DIRECTIONS FOR THIS TASK -
Output every entry exactly as given.

-- Start --

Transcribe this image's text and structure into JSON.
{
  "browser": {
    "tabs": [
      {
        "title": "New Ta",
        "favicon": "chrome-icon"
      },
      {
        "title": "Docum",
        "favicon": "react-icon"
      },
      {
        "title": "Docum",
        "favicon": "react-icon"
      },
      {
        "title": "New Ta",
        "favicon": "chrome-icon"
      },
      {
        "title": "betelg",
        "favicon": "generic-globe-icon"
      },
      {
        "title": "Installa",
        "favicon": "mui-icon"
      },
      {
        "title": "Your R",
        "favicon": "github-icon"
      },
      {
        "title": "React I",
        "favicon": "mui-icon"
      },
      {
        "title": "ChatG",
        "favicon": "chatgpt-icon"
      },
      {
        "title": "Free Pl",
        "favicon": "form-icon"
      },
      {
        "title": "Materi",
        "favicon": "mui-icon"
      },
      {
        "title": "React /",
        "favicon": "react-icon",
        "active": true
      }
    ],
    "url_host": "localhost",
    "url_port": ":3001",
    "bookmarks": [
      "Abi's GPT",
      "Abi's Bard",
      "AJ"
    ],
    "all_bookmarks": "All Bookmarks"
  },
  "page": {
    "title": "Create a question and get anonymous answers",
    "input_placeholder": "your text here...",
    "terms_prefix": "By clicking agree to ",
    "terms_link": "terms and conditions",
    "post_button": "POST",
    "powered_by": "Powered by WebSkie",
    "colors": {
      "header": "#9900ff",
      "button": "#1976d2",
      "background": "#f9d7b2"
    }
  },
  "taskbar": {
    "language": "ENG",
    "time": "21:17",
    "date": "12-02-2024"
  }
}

-- End --

EXERCISE RESPONSE -
Transcribe this image's text and structure into JSON.
{
  "browser": {
    "tabs": [
      {
        "title": "New Ta",
        "favicon": "chrome-icon"
      },
      {
        "title": "Docum",
        "favicon": "react-icon"
      },
      {
        "title": "Docum",
        "favicon": "react-icon"
      },
      {
        "title": "New Ta",
        "favicon": "chrome-icon"
      },
      {
        "title": "betelg",
        "favicon": "generic-globe-icon"
      },
      {
        "title": "Installa",
        "favicon": "mui-icon"
      },
      {
        "title": "Your R",
        "favicon": "github-icon"
      },
      {
        "title": "React I",
        "favicon": "mui-icon"
      },
      {
        "title": "ChatG",
        "favicon": "chatgpt-icon"
      },
      {
        "title": "Free Pl",
        "favicon": "form-icon"
      },
      {
        "title": "Materi",
        "favicon": "mui-icon"
      },
      {
        "title": "React /",
        "favicon": "react-icon",
        "active": true
      }
    ],
    "url_host": "localhost",
    "url_port": ":3001",
    "bookmarks": [
      "Abi's GPT",
      "Abi's Bard",
      "AJ"
    ],
    "all_bookmarks": "All Bookmarks"
  },
  "page": {
    "title": "Create a question and get anonymous answers",
    "input_placeholder": "your text here...",
    "terms_prefix": "By clicking agree to ",
    "terms_link": "terms and conditions",
    "post_button": "POST",
    "powered_by": "Powered by WebSkie",
    "colors": {
      "header": "#9900ff",
      "button": "#1976d2",
      "background": "#f9d7b2"
    }
  },
  "taskbar": {
    "language": "ENG",
    "time": "21:17",
    "date": "12-02-2024"
  }
}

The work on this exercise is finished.